Task objective
Select and reproduce each line of the listing below that bears the string "pela".

Data records
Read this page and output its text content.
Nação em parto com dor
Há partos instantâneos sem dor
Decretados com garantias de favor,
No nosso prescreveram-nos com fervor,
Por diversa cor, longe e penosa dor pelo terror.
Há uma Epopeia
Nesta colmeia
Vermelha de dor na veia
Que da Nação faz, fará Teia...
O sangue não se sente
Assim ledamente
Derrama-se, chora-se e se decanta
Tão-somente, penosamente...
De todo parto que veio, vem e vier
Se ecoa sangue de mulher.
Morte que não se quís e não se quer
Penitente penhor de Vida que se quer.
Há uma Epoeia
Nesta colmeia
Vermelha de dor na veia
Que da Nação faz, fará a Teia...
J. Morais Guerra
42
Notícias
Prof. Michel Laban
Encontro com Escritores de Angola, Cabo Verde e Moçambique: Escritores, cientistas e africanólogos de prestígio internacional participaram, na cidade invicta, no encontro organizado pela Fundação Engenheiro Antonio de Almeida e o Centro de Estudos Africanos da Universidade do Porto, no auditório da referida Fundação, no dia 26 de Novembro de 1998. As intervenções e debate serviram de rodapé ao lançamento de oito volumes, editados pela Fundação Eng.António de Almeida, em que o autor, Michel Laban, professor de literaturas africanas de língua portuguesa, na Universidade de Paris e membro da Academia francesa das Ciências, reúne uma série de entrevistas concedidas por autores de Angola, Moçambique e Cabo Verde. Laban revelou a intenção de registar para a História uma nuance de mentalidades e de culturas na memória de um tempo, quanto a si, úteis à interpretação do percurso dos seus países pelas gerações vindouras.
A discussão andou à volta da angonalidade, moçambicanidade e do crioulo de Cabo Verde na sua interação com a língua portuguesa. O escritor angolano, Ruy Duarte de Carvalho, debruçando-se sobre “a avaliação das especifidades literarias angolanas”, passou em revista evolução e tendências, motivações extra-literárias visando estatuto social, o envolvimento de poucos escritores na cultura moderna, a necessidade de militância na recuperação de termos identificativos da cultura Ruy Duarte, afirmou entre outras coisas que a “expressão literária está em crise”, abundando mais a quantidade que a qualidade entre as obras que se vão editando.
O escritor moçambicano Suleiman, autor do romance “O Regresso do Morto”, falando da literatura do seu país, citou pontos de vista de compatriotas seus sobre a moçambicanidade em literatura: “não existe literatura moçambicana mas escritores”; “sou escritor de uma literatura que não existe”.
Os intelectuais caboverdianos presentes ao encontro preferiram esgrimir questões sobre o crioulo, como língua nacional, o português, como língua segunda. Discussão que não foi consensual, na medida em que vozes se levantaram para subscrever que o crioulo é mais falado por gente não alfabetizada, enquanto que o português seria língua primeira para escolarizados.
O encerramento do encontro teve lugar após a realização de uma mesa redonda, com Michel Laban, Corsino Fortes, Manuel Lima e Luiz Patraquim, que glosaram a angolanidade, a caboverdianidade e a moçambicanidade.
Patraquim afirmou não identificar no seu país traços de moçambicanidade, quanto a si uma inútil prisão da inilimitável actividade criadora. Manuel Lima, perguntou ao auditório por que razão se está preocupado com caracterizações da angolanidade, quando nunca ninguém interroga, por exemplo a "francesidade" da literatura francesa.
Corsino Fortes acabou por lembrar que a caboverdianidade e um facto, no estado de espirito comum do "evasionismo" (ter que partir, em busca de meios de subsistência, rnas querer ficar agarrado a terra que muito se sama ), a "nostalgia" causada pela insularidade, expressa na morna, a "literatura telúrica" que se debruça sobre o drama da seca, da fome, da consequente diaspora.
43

The solution
Encontro com Escritores de Angola, Cabo Verde e Moçambique: Escritores, cientistas e africanólogos de prestígio internacional participaram, na cidade invicta, no encontro organizado pela Fundação Engenheiro Antonio de Almeida e o Centro de Estudos Africanos da Universidade do Porto, no auditório da referida Fundação, no dia 26 de Novembro de 1998. As intervenções e debate serviram de rodapé ao lançamento de oito volumes, editados pela Fundação Eng.António de Almeida, em que o autor, Michel Laban, professor de literaturas africanas de língua portuguesa, na Universidade de Paris e membro da Academia francesa das Ciências, reúne uma série de entrevistas concedidas por autores de Angola, Moçambique e Cabo Verde. Laban revelou a intenção de registar para a História uma nuance de mentalidades e de culturas na memória de um tempo, quanto a si, úteis à interpretação do percurso dos seus países pelas gerações vindouras.
Corsino Fortes acabou por lembrar que a caboverdianidade e um facto, no estado de espirito comum do "evasionismo" (ter que partir, em busca de meios de subsistência, rnas querer ficar agarrado a terra que muito se sama ), a "nostalgia" causada pela insularidade, expressa na morna, a "literatura telúrica" que se debruça sobre o drama da seca, da fome, da consequente diaspora.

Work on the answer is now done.